• **STATED EXERCISE**
Will you output all of the data below exactly, omitting the images?

• **LISTED ENTRIES**
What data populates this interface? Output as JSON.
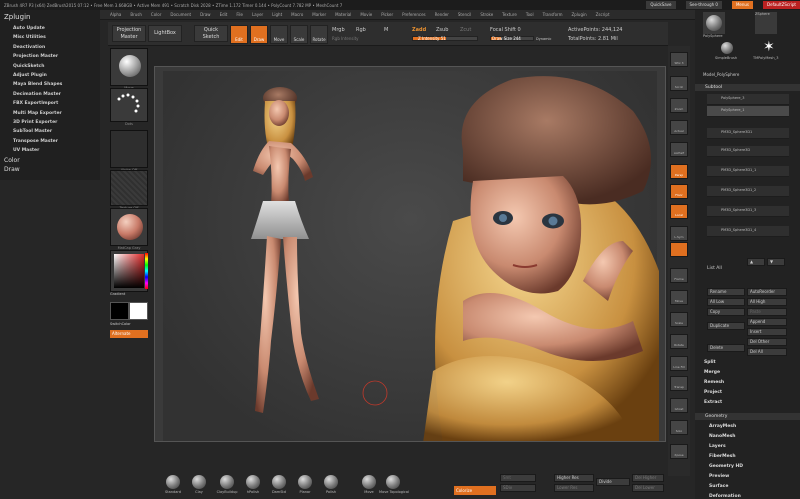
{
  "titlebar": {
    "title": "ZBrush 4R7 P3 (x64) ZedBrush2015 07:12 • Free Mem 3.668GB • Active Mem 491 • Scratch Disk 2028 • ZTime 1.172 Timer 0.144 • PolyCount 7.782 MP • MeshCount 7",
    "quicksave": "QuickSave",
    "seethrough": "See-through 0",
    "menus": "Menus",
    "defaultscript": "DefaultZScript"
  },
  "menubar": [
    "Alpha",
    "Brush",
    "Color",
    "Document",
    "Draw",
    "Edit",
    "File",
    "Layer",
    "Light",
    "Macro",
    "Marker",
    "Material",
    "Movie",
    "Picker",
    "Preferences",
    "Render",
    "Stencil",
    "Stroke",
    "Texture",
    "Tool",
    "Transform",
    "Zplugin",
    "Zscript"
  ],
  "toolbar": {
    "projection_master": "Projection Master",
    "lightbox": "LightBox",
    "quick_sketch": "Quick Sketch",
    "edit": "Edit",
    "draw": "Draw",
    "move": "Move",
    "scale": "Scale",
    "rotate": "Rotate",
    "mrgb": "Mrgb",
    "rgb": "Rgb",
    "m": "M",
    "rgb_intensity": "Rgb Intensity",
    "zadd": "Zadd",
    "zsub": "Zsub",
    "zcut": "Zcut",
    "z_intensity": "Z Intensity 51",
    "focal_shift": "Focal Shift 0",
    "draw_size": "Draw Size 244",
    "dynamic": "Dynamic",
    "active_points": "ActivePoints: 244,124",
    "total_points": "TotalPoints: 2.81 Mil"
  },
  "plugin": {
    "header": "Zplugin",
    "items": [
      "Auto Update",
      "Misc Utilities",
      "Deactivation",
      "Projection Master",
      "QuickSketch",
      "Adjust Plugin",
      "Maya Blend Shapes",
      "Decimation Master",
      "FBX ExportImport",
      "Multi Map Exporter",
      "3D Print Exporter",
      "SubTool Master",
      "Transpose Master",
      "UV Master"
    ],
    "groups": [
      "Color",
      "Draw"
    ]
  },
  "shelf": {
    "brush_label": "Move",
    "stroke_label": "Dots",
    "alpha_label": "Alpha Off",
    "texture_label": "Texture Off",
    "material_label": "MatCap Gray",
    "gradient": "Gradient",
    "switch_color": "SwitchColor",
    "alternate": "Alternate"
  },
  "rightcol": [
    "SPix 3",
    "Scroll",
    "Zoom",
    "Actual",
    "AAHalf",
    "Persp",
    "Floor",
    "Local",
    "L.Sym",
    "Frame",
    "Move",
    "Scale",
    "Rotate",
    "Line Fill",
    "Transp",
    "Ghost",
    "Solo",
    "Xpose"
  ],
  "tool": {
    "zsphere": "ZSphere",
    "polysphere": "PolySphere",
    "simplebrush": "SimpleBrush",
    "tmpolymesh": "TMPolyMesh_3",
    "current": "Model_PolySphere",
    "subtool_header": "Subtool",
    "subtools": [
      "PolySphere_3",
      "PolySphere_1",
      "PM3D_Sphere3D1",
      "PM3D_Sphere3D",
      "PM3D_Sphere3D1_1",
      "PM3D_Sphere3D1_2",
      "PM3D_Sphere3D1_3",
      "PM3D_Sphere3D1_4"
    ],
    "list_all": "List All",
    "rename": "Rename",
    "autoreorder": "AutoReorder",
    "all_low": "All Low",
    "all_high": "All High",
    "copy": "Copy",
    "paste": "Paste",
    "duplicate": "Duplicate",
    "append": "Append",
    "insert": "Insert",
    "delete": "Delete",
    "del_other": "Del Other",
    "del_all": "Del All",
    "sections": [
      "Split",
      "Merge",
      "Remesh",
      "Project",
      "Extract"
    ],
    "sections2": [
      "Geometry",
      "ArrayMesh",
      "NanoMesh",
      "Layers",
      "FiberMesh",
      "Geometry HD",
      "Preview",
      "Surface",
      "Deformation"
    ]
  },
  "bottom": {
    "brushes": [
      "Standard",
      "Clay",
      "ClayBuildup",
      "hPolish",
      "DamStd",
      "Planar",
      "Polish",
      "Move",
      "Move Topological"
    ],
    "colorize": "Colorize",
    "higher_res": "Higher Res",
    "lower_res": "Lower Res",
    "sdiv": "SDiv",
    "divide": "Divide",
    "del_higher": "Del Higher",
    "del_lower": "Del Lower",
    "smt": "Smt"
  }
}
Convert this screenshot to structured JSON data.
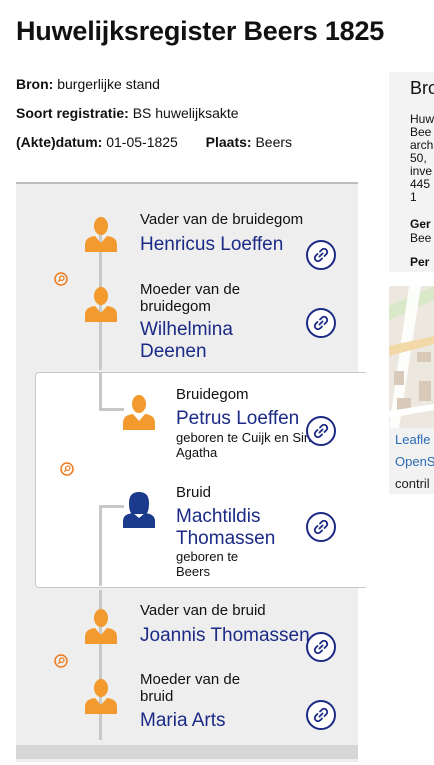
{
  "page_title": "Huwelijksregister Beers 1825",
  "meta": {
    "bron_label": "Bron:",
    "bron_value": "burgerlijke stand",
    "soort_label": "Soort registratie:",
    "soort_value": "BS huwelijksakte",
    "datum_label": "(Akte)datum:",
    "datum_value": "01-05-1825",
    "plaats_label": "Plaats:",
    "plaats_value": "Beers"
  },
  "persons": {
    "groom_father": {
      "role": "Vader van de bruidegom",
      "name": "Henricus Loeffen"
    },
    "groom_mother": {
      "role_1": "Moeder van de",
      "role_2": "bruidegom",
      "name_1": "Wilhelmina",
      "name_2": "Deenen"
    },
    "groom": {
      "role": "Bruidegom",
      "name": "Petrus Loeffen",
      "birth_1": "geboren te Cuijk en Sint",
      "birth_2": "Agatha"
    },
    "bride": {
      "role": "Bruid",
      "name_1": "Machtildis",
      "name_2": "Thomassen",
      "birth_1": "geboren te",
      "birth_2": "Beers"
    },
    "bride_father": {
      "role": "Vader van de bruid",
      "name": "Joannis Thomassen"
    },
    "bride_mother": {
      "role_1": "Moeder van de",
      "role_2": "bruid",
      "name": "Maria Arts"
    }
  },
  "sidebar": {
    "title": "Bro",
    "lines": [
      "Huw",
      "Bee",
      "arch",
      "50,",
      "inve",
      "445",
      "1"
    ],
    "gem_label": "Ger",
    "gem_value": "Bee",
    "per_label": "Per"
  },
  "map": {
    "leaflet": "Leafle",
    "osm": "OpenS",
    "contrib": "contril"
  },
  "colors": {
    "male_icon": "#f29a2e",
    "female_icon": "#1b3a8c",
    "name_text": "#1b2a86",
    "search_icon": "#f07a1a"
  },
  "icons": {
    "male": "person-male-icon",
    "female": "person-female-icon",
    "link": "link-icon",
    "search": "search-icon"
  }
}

• **THE RESPONSE**
What data populates this interface? Output as JSON.
{
  "titlebar": {
    "title": "ZBrush 4R7 P3 (x64) ZedBrush2015 07:12 • Free Mem 3.668GB • Active Mem 491 • Scratch Disk 2028 • ZTime 1.172 Timer 0.144 • PolyCount 7.782 MP • MeshCount 7",
    "quicksave": "QuickSave",
    "seethrough": "See-through 0",
    "menus": "Menus",
    "defaultscript": "DefaultZScript"
  },
  "menubar": [
    "Alpha",
    "Brush",
    "Color",
    "Document",
    "Draw",
    "Edit",
    "File",
    "Layer",
    "Light",
    "Macro",
    "Marker",
    "Material",
    "Movie",
    "Picker",
    "Preferences",
    "Render",
    "Stencil",
    "Stroke",
    "Texture",
    "Tool",
    "Transform",
    "Zplugin",
    "Zscript"
  ],
  "toolbar": {
    "projection_master": "Projection Master",
    "lightbox": "LightBox",
    "quick_sketch": "Quick Sketch",
    "edit": "Edit",
    "draw": "Draw",
    "move": "Move",
    "scale": "Scale",
    "rotate": "Rotate",
    "mrgb": "Mrgb",
    "rgb": "Rgb",
    "m": "M",
    "rgb_intensity": "Rgb Intensity",
    "zadd": "Zadd",
    "zsub": "Zsub",
    "zcut": "Zcut",
    "z_intensity": "Z Intensity 51",
    "focal_shift": "Focal Shift 0",
    "draw_size": "Draw Size 244",
    "dynamic": "Dynamic",
    "active_points": "ActivePoints: 244,124",
    "total_points": "TotalPoints: 2.81 Mil"
  },
  "plugin": {
    "header": "Zplugin",
    "items": [
      "Auto Update",
      "Misc Utilities",
      "Deactivation",
      "Projection Master",
      "QuickSketch",
      "Adjust Plugin",
      "Maya Blend Shapes",
      "Decimation Master",
      "FBX ExportImport",
      "Multi Map Exporter",
      "3D Print Exporter",
      "SubTool Master",
      "Transpose Master",
      "UV Master"
    ],
    "groups": [
      "Color",
      "Draw"
    ]
  },
  "shelf": {
    "brush_label": "Move",
    "stroke_label": "Dots",
    "alpha_label": "Alpha Off",
    "texture_label": "Texture Off",
    "material_label": "MatCap Gray",
    "gradient": "Gradient",
    "switch_color": "SwitchColor",
    "alternate": "Alternate"
  },
  "rightcol": [
    "SPix 3",
    "Scroll",
    "Zoom",
    "Actual",
    "AAHalf",
    "Persp",
    "Floor",
    "Local",
    "L.Sym",
    "Frame",
    "Move",
    "Scale",
    "Rotate",
    "Line Fill",
    "Transp",
    "Ghost",
    "Solo",
    "Xpose"
  ],
  "tool": {
    "zsphere": "ZSphere",
    "polysphere": "PolySphere",
    "simplebrush": "SimpleBrush",
    "tmpolymesh": "TMPolyMesh_3",
    "current": "Model_PolySphere",
    "subtool_header": "Subtool",
    "subtools": [
      "PolySphere_3",
      "PolySphere_1",
      "PM3D_Sphere3D1",
      "PM3D_Sphere3D",
      "PM3D_Sphere3D1_1",
      "PM3D_Sphere3D1_2",
      "PM3D_Sphere3D1_3",
      "PM3D_Sphere3D1_4"
    ],
    "list_all": "List All",
    "rename": "Rename",
    "autoreorder": "AutoReorder",
    "all_low": "All Low",
    "all_high": "All High",
    "copy": "Copy",
    "paste": "Paste",
    "duplicate": "Duplicate",
    "append": "Append",
    "insert": "Insert",
    "delete": "Delete",
    "del_other": "Del Other",
    "del_all": "Del All",
    "sections": [
      "Split",
      "Merge",
      "Remesh",
      "Project",
      "Extract"
    ],
    "sections2": [
      "Geometry",
      "ArrayMesh",
      "NanoMesh",
      "Layers",
      "FiberMesh",
      "Geometry HD",
      "Preview",
      "Surface",
      "Deformation"
    ]
  },
  "bottom": {
    "brushes": [
      "Standard",
      "Clay",
      "ClayBuildup",
      "hPolish",
      "DamStd",
      "Planar",
      "Polish",
      "Move",
      "Move Topological"
    ],
    "colorize": "Colorize",
    "higher_res": "Higher Res",
    "lower_res": "Lower Res",
    "sdiv": "SDiv",
    "divide": "Divide",
    "del_higher": "Del Higher",
    "del_lower": "Del Lower",
    "smt": "Smt"
  }
}
Convert this screenshot to structured JSON data.
{
  "page_title": "Huwelijksregister Beers 1825",
  "meta": {
    "bron_label": "Bron:",
    "bron_value": "burgerlijke stand",
    "soort_label": "Soort registratie:",
    "soort_value": "BS huwelijksakte",
    "datum_label": "(Akte)datum:",
    "datum_value": "01-05-1825",
    "plaats_label": "Plaats:",
    "plaats_value": "Beers"
  },
  "persons": {
    "groom_father": {
      "role": "Vader van de bruidegom",
      "name": "Henricus Loeffen"
    },
    "groom_mother": {
      "role_1": "Moeder van de",
      "role_2": "bruidegom",
      "name_1": "Wilhelmina",
      "name_2": "Deenen"
    },
    "groom": {
      "role": "Bruidegom",
      "name": "Petrus Loeffen",
      "birth_1": "geboren te Cuijk en Sint",
      "birth_2": "Agatha"
    },
    "bride": {
      "role": "Bruid",
      "name_1": "Machtildis",
      "name_2": "Thomassen",
      "birth_1": "geboren te",
      "birth_2": "Beers"
    },
    "bride_father": {
      "role": "Vader van de bruid",
      "name": "Joannis Thomassen"
    },
    "bride_mother": {
      "role_1": "Moeder van de",
      "role_2": "bruid",
      "name": "Maria Arts"
    }
  },
  "sidebar": {
    "title": "Bro",
    "lines": [
      "Huw",
      "Bee",
      "arch",
      "50,",
      "inve",
      "445",
      "1"
    ],
    "gem_label": "Ger",
    "gem_value": "Bee",
    "per_label": "Per"
  },
  "map": {
    "leaflet": "Leafle",
    "osm": "OpenS",
    "contrib": "contril"
  },
  "colors": {
    "male_icon": "#f29a2e",
    "female_icon": "#1b3a8c",
    "name_text": "#1b2a86",
    "search_icon": "#f07a1a"
  },
  "icons": {
    "male": "person-male-icon",
    "female": "person-female-icon",
    "link": "link-icon",
    "search": "search-icon"
  }
}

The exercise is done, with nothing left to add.